:: Aim of the exercise ::
Copy out every line that contains the word "Router".

:: Information provided ::

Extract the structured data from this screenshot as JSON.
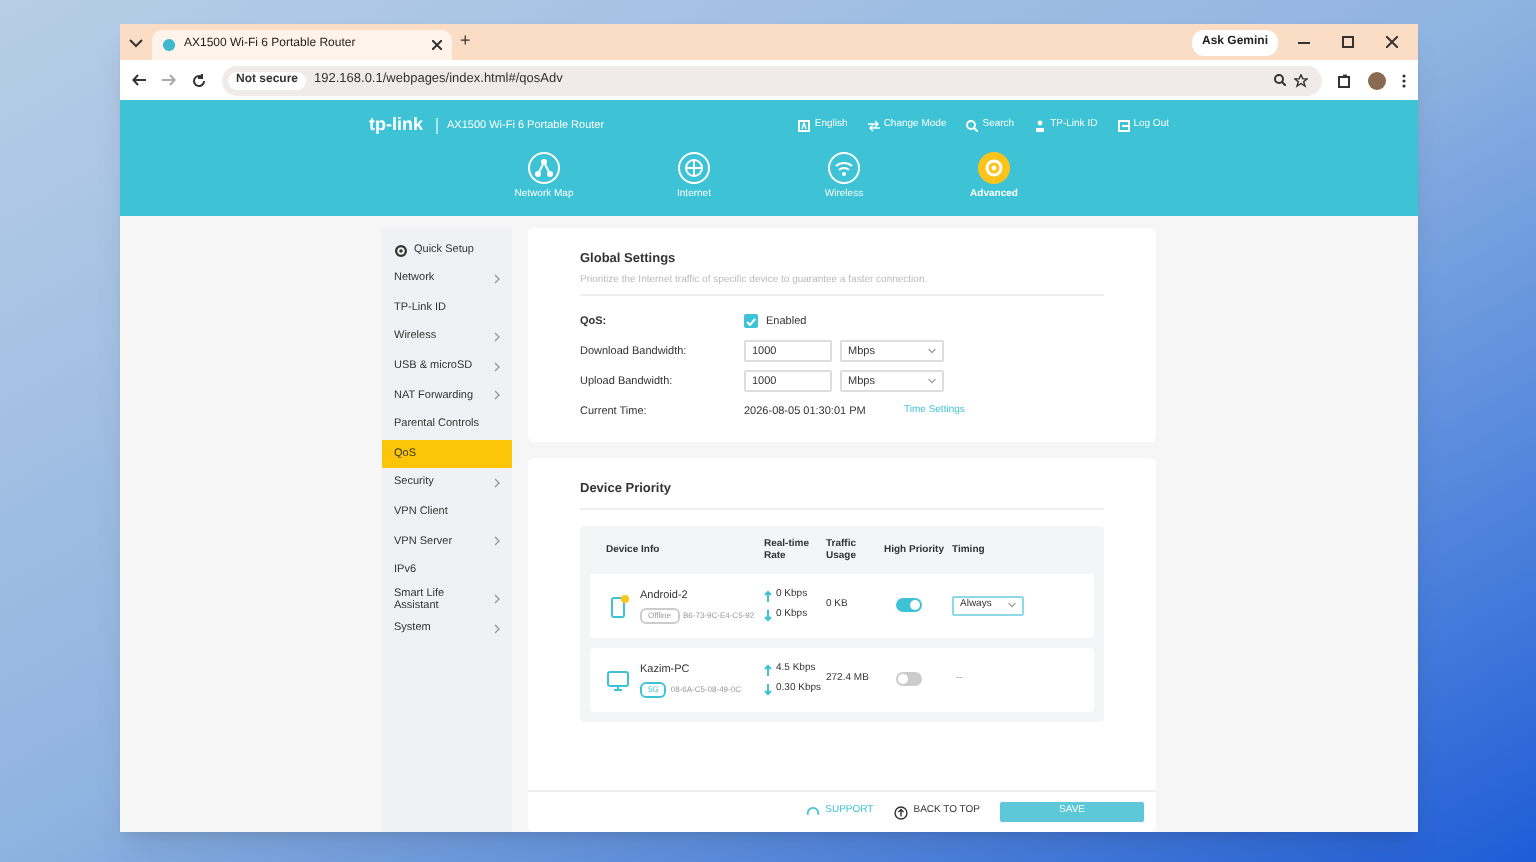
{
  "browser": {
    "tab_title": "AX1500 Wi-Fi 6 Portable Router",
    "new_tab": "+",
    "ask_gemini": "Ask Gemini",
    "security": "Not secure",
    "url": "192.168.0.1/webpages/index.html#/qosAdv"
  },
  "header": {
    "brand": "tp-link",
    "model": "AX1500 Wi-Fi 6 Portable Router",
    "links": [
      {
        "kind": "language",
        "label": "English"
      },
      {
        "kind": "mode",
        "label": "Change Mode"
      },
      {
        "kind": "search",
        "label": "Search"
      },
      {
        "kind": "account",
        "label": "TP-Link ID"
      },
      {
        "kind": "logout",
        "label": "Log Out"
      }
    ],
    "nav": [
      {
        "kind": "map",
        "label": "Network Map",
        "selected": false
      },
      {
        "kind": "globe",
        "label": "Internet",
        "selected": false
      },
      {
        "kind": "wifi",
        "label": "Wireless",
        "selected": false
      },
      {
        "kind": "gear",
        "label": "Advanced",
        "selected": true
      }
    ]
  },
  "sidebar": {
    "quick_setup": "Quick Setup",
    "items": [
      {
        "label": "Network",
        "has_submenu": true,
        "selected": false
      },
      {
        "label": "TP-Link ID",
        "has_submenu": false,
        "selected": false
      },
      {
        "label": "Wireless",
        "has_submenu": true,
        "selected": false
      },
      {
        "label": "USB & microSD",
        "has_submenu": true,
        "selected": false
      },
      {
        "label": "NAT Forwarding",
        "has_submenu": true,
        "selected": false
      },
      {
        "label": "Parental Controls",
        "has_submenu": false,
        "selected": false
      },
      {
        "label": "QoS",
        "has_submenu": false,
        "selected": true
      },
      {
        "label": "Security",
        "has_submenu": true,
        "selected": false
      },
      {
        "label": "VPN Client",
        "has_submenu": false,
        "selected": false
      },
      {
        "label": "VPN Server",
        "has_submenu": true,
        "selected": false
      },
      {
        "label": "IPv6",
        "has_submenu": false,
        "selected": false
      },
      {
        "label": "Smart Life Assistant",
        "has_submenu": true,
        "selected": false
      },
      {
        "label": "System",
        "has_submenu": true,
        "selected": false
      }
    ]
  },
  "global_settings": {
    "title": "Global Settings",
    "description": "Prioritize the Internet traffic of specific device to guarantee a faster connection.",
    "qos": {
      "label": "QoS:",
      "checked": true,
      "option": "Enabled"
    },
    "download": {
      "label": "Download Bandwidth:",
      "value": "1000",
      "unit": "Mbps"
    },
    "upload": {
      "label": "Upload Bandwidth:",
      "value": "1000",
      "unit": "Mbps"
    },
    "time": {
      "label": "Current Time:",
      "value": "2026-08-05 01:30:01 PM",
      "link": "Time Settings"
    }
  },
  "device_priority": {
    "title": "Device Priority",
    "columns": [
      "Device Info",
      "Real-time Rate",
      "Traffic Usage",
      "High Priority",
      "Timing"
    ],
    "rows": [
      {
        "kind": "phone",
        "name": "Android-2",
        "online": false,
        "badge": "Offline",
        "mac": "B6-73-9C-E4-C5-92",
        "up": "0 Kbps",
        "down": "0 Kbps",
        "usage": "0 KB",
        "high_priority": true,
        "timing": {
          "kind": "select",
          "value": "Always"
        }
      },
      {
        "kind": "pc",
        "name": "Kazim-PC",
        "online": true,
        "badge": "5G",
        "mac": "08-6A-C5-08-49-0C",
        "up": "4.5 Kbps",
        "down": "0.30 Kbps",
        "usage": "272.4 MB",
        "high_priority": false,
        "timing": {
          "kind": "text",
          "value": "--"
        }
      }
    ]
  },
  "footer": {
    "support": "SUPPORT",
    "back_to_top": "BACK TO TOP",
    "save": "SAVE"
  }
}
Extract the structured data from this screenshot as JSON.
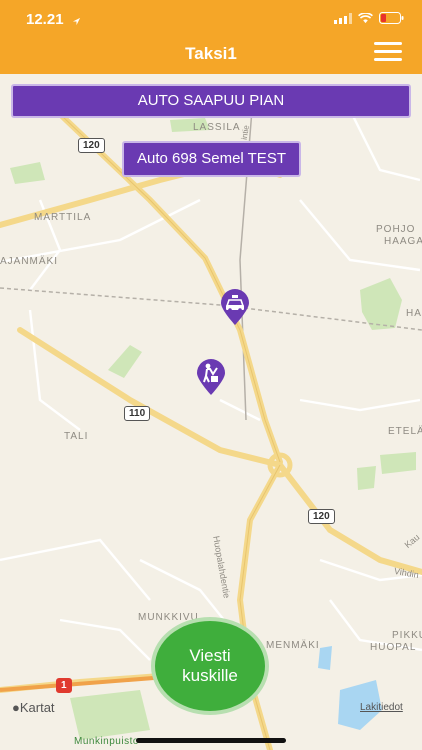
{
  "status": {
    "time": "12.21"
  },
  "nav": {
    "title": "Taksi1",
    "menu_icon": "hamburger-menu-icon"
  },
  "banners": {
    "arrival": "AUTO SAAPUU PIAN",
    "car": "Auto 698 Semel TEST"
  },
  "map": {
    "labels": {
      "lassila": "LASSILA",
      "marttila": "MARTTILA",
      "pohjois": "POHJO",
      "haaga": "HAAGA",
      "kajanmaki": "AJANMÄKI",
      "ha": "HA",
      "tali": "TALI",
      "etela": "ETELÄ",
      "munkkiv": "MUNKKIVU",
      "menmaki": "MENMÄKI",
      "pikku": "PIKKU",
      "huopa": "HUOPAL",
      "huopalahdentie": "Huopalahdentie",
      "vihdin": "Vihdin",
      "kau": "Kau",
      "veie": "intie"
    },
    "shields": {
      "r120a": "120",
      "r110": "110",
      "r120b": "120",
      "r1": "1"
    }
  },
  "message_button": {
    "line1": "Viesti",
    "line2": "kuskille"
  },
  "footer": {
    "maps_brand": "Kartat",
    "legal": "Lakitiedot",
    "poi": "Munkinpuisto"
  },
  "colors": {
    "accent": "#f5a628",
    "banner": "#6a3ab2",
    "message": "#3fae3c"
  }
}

:: Answer to the task ::
    "tab_title": "AX1500 Wi-Fi 6 Portable Router",
    "model": "AX1500 Wi-Fi 6 Portable Router",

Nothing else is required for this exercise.